TRECHO FORNECIDO:

O principal suspeito de matar a vereadora Marielle Franco (PSOL) e o motorista Anderson Gomes, o sargento aposentado da Polícia Militar, Ronnie Lessa, reuniu-se com outro acusado, o ex-policial militar Élcio Queiroz, no condomínio Vivendas da Barra, na Barra da Tijuca, no Rio de Janeiro. É o mesmo local onde o presidente Jair Bolsonaro tem uma casa.
A reunião ocorreu no dia do crime, em 14 de março de 2018. As informações são de depoimento obtido pelo Jornal Nacional, da TV Globo. Segundo depoimento de um porteiro do condomínio, obtido pelo programa, Élcio teria dito na portaria que iria à casa de Jair Bolsonaro, que na época era deputado. Os registros de presença da Câmara dos Deputados, no entanto, mostram que Bolsonaro estava em Brasília nesse dia.
Segundo veiculado no Jornal Nacional, o livro de visitantes aponta que, às 17h10, Élcio informou que iria à casa de número 58. O porteiro disse no depoimento, no entanto, que acompanhou por câmeras a movimentação do carro no condomínio e que Élcio se dirigiu à casa 66, onde mora Lessa.
O porteiro teria ligado novamente para a casa 58; segundo ele, quem atendeu disse que sabia para onde Élcio estava se dirigindo. No depoimento, o porteiro teria dito que, nas duas vezes que ligou para a casa 58, foi atendido por alguém cuja voz julgou ser de Jair Bolsonaro.
Bolsonaro tem duas casas dentro do condomínio - uma de sua família e outra onde reside um de seus filhos, o vereador Carlos Bolsonaro (PSL).
Os investigadores estão recuperando os arquivos de áudio da guarita do condomínio para saber com quem o porteiro conversou naquele dia e quem estava na casa 58, segundo o Jornal Nacional.
Bolsonaro respondeu nesta terça (29) à reportagem da TV Globo em transmissão nas redes sociais, em que se isentou de responsabilidade pelo crime e fez duras críticas à imprensa, sobretudo à TV Globo, pelas reportagens que envolvem não apenas ele mas também seus familiares. Ele ainda insinuou que as informações do processo, que está sob sigilo, teriam sido vazadas pelo governador Wilson Witzel (PSC-RJ).
"Estou à disposição para falar nesse processo, conversar com esse delegado sobre esse assunto, pra começar a colocar em pratos limpos o que está acontecendo no meu nome. Por que estão querendo me destruir?", questionou Bolsonaro durante a transmissão desta noite. Ele disse que não conhecia Marielle e que não tinha nenhum motivo para querer matar alguém. O presidente afirmou ainda que o porteiro pode ter assinado o depoimento sem ler.

OBJETIVOS:
[1] Responda com base na notícia sobre o caso Marielle:
(a) Em que data aconteceu a reunião entre Lessa e Élcio?
(b) A que horas, segundo o livro de visitantes, Élcio disse que iria à casa 58?
(c) Qual é o número da casa onde mora Lessa?
[2] Prossiga com a notícia sobre o caso Marielle a partir do ponto em que ela termina.
As linhas que vêm depois foram tiradas de outra fonte.

Registros de elementos e coordenadas
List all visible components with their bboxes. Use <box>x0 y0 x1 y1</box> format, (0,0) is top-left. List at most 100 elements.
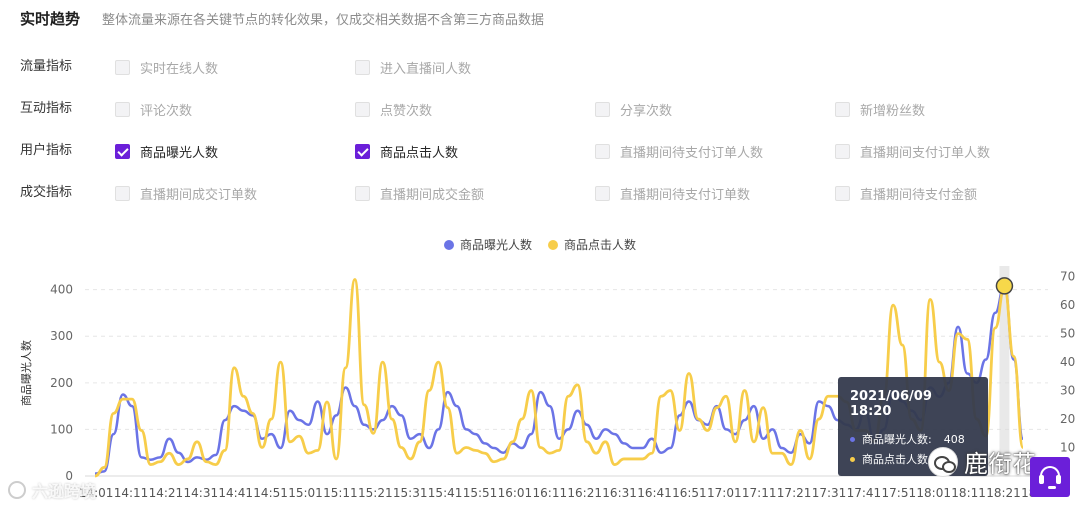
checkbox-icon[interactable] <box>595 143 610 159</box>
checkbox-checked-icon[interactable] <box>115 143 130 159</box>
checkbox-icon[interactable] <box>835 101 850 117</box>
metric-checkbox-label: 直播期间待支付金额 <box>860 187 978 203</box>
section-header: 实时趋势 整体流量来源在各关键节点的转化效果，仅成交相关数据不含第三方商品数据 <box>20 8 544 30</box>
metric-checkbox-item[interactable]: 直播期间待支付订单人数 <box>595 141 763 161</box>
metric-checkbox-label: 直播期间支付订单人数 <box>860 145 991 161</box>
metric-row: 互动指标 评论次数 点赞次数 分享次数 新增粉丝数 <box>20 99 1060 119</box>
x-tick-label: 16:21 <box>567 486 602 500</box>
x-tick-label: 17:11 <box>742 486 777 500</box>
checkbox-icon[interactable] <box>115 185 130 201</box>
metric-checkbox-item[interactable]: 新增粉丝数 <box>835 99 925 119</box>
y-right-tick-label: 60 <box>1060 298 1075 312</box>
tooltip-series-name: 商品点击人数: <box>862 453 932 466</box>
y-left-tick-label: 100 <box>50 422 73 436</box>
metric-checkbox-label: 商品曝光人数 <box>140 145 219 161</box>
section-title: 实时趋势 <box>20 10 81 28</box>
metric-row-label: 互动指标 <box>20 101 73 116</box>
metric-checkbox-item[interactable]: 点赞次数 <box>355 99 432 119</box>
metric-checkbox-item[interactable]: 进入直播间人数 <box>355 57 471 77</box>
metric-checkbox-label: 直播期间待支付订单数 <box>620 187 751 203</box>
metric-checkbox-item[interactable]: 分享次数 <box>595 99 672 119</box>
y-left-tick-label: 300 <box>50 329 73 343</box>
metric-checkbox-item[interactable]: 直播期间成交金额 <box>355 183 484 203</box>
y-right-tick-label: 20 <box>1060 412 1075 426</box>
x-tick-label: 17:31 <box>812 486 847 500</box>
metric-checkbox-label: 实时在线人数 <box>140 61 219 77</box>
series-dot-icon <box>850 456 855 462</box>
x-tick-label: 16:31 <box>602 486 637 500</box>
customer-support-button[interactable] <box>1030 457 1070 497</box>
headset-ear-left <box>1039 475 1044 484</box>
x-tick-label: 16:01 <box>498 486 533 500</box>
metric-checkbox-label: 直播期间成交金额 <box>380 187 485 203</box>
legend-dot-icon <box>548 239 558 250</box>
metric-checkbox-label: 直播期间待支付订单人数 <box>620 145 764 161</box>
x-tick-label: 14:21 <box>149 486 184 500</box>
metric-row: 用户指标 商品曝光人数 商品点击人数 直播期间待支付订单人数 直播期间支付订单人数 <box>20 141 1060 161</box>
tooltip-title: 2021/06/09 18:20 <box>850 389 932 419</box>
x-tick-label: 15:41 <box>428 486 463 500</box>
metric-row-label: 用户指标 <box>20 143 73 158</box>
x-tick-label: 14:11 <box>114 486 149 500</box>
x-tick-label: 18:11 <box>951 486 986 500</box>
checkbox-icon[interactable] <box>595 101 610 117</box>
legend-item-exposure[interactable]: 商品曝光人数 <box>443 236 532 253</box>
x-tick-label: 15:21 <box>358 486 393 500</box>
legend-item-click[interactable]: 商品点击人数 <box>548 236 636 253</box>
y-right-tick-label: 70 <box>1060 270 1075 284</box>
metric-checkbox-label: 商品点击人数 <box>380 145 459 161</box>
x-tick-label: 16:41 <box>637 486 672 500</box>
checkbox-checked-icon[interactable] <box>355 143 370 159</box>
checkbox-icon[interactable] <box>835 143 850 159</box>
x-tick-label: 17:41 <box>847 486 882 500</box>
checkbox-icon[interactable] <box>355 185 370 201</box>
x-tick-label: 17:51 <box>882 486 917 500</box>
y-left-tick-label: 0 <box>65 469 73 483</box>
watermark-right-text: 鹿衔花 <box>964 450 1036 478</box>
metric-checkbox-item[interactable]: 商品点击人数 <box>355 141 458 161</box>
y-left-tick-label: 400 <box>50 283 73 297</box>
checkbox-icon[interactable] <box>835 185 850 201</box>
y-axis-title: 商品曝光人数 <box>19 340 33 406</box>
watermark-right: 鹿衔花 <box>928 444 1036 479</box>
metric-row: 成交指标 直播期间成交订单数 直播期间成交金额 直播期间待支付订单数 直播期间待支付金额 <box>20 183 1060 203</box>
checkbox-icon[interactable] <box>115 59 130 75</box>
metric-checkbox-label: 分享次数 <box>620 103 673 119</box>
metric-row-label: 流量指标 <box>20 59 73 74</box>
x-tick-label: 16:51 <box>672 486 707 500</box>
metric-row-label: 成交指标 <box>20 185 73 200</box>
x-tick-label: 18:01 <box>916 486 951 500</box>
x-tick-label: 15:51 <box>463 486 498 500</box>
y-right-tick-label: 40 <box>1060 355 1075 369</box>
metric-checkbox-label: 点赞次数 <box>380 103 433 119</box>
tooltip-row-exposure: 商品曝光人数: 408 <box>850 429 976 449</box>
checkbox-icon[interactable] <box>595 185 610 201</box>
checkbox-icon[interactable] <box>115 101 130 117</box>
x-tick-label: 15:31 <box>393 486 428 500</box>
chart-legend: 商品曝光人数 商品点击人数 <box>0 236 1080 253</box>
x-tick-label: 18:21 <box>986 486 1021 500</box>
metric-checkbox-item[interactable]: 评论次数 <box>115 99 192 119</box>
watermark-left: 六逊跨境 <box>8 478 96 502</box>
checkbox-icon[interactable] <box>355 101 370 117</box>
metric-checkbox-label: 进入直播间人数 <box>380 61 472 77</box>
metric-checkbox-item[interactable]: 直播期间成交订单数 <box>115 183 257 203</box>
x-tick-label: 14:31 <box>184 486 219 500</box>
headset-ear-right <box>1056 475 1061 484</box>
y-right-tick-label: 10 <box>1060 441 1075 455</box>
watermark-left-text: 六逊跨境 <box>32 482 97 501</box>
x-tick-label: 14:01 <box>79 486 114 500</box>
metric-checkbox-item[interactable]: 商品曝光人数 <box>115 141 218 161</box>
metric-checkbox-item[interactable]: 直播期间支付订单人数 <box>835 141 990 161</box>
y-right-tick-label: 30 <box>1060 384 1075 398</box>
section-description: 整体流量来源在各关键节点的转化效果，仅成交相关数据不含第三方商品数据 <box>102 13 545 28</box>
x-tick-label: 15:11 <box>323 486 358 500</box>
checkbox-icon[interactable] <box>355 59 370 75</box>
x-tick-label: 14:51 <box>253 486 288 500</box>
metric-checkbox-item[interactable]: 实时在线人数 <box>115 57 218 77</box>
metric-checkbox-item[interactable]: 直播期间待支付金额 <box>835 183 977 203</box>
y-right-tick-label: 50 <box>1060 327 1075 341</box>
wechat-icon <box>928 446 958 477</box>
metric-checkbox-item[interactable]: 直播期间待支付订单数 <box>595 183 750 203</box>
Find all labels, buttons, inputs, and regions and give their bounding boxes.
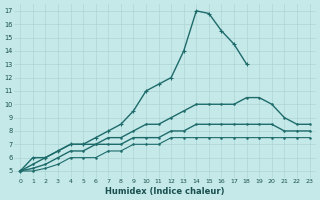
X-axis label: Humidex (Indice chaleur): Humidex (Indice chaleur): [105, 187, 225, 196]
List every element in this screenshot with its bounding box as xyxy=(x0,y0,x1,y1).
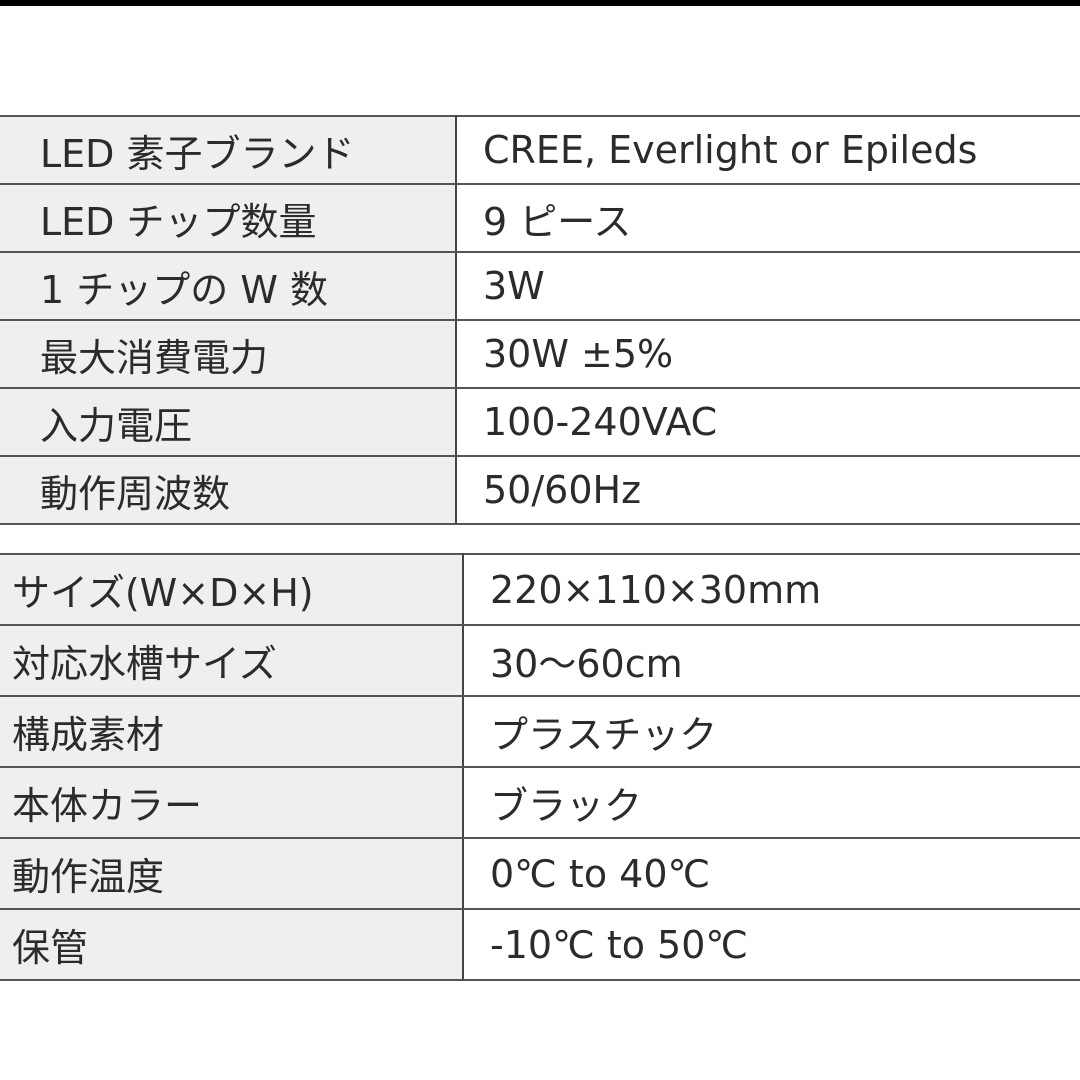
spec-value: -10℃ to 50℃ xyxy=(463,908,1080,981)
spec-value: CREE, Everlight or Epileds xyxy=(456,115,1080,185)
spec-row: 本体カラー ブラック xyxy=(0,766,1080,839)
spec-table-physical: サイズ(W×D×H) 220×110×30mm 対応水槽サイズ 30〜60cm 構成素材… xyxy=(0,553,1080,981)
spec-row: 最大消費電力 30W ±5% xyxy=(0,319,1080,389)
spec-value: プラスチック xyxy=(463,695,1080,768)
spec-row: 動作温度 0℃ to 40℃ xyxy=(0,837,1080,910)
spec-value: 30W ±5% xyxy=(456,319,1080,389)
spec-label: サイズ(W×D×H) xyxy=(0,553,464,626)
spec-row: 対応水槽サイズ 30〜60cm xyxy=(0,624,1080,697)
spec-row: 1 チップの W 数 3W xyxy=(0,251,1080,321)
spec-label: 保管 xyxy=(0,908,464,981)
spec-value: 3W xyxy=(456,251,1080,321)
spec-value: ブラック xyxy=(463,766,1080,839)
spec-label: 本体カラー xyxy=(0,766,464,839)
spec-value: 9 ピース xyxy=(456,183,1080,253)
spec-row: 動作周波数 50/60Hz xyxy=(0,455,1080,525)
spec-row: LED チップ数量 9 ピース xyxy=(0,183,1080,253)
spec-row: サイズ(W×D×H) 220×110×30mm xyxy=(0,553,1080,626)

RESPOSTAS POR TAREFA:
[1]
(a) Em 14 de março de 2018.
(b) Às 17h10.
(c) Casa 66.

[2]
O advogado do presidente Jair Bolsonaro, Frederick Wassef, contestou à TV Globo o depoimento do porteiro, que classificou de farsa com o intuito de atacar a imagem do presidente. "Talvez, esse indivíduo tenha ido na casa de outra pessoa, e alguém, com intuito de incriminar o presidente da República, conseguiu um depoimento falso, onde essa pessoa afirma que falou com Jair Bolsonaro. O presidente não conhece a pessoa de Élcio, e essa pessoa não conhece o presidente", disse ele.
As defesas de Ronnie Lessa e Élcio de Queiroz não responderam às tentativas de contato. Eles foram presos no dia 12 de março deste ano e posteriormente denunciados pelo Ministério Público sob acusação de terem cometido os homicídios de Marielle e Anderson.
Supremo Tribunal Federal
Ainda segundo o programa, no dia 17 de outubro representantes do Ministério Público do Rio foram até Brasília para uma consulta com o presidente do Supremo Tribunal Federal, ministro Dias Toffoli.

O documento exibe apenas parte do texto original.